*Required work*:
Your task is to gather the lines below that hold the string "variation".

(Page content records)
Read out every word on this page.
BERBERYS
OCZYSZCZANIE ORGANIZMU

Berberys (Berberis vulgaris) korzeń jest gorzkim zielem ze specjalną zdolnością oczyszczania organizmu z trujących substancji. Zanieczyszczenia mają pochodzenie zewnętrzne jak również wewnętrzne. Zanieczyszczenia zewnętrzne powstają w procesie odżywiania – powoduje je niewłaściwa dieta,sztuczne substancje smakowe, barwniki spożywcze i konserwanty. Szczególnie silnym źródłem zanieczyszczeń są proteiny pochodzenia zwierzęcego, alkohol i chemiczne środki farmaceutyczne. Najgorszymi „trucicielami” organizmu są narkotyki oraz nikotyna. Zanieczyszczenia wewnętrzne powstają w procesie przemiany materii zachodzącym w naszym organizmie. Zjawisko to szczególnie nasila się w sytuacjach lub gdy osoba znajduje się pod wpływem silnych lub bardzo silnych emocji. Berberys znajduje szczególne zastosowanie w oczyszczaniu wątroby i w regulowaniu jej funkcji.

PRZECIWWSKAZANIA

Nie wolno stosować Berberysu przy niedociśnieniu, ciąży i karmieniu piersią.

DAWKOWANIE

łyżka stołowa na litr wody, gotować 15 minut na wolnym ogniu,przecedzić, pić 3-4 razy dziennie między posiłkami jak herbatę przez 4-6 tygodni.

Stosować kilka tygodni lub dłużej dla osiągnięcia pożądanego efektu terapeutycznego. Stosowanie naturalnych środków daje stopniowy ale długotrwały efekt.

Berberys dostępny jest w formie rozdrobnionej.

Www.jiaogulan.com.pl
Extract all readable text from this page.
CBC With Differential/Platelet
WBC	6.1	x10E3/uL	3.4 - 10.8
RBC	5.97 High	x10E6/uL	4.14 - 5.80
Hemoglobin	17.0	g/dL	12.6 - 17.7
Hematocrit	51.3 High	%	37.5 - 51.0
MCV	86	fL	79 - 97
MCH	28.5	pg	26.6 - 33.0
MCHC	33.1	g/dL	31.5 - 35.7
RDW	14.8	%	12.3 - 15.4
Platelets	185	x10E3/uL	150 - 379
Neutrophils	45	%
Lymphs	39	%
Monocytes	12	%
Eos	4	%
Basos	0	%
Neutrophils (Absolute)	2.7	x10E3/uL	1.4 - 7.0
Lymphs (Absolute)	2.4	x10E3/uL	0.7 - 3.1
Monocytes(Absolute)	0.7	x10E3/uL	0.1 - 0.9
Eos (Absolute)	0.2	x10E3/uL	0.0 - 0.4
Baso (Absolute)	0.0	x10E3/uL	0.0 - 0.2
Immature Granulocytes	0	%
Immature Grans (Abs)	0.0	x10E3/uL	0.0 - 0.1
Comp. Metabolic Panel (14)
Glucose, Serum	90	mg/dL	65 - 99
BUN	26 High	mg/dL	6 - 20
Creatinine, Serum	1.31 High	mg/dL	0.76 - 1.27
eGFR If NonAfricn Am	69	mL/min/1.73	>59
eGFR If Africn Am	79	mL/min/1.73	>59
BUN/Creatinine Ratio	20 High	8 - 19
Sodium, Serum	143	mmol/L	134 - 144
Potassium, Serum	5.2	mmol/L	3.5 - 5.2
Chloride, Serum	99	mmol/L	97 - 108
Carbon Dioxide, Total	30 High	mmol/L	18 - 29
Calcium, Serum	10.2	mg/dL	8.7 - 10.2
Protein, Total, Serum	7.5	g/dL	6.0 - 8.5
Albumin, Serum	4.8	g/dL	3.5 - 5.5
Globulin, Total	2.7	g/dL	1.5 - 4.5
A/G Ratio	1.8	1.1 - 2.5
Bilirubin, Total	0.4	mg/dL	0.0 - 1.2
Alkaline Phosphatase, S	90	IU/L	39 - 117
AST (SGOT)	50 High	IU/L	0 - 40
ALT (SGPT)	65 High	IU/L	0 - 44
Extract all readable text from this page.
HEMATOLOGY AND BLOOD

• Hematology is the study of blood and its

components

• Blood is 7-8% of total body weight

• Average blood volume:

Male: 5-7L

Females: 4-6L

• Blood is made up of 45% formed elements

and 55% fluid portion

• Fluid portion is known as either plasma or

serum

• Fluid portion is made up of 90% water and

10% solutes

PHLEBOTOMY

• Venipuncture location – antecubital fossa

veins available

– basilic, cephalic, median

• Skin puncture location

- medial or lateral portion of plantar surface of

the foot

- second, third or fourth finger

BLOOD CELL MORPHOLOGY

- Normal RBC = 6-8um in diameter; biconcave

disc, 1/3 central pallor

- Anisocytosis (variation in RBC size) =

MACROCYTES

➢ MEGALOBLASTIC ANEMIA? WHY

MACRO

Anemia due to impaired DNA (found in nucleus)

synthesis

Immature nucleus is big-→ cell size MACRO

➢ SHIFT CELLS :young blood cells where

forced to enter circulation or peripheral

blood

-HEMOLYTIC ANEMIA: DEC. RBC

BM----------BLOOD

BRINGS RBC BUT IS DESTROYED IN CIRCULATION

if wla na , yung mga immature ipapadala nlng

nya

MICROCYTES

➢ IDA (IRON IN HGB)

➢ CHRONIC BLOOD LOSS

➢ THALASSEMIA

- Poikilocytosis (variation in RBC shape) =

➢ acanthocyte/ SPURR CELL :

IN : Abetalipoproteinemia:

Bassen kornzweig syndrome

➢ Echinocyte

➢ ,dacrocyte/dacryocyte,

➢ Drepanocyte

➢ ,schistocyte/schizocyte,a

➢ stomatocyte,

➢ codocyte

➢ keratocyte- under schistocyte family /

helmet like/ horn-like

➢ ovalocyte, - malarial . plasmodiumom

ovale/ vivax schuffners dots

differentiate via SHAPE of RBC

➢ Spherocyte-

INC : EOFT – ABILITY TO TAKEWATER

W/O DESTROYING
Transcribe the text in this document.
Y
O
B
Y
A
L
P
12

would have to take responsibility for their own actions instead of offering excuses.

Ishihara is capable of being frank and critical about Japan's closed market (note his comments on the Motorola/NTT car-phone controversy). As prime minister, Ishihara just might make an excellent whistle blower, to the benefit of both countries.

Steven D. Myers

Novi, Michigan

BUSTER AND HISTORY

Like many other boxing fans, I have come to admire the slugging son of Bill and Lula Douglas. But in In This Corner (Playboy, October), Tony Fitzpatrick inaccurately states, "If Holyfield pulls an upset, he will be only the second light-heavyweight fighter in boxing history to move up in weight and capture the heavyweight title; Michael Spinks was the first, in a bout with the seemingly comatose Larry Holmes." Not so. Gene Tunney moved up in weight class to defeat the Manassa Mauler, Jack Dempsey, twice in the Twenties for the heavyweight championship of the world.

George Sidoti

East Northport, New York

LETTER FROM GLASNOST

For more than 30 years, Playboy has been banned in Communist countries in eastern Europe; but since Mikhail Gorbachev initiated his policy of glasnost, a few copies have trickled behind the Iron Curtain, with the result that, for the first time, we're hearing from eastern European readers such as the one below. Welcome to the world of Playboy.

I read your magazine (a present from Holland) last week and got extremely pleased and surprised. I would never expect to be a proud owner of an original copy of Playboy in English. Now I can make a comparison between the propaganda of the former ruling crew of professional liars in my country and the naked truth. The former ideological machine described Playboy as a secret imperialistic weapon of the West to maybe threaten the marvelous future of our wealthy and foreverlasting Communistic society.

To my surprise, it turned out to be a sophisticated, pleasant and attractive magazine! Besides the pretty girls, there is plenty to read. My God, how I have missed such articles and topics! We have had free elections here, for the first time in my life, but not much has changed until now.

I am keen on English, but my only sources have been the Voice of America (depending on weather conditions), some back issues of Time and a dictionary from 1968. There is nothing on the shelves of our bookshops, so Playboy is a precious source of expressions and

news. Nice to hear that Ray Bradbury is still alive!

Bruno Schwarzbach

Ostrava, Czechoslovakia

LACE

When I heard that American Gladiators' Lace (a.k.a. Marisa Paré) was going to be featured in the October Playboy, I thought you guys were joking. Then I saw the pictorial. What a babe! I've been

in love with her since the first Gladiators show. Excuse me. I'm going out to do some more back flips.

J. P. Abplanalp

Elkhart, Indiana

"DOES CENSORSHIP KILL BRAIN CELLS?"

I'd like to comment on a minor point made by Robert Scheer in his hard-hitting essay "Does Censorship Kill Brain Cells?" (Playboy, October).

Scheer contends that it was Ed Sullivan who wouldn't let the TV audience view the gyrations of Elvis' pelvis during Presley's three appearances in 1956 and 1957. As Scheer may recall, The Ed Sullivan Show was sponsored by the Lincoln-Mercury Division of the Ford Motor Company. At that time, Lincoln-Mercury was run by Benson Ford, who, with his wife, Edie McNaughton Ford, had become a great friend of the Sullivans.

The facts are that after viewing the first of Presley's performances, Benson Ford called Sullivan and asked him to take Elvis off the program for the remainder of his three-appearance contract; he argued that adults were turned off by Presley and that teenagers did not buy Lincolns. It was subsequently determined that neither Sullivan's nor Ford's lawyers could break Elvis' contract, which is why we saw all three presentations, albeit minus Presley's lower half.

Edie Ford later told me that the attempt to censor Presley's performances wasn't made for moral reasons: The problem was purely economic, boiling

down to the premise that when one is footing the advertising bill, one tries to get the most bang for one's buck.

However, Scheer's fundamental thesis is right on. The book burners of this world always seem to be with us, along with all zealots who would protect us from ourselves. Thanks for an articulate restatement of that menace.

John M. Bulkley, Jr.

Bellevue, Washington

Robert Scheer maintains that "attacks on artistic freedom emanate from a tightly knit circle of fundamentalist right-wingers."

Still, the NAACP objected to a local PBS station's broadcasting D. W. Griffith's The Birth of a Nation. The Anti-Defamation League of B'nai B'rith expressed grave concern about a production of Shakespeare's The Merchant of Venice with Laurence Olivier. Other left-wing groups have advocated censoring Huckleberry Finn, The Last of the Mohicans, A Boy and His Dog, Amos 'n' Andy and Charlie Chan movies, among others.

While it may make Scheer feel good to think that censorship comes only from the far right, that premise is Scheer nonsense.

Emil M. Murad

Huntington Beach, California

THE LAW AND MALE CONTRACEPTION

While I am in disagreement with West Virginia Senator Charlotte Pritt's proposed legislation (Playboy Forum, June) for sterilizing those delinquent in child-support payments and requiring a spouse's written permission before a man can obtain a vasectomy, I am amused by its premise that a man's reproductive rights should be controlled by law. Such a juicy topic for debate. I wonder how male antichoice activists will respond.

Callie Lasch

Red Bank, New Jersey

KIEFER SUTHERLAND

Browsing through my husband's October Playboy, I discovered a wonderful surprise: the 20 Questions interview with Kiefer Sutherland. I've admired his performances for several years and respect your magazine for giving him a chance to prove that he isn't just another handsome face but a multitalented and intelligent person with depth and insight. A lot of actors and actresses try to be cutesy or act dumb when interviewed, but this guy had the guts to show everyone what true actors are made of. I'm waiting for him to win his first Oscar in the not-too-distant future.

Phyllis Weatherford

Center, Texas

*Response to this task*:
- Anisocytosis (variation in RBC size) =
- Poikilocytosis (variation in RBC shape) =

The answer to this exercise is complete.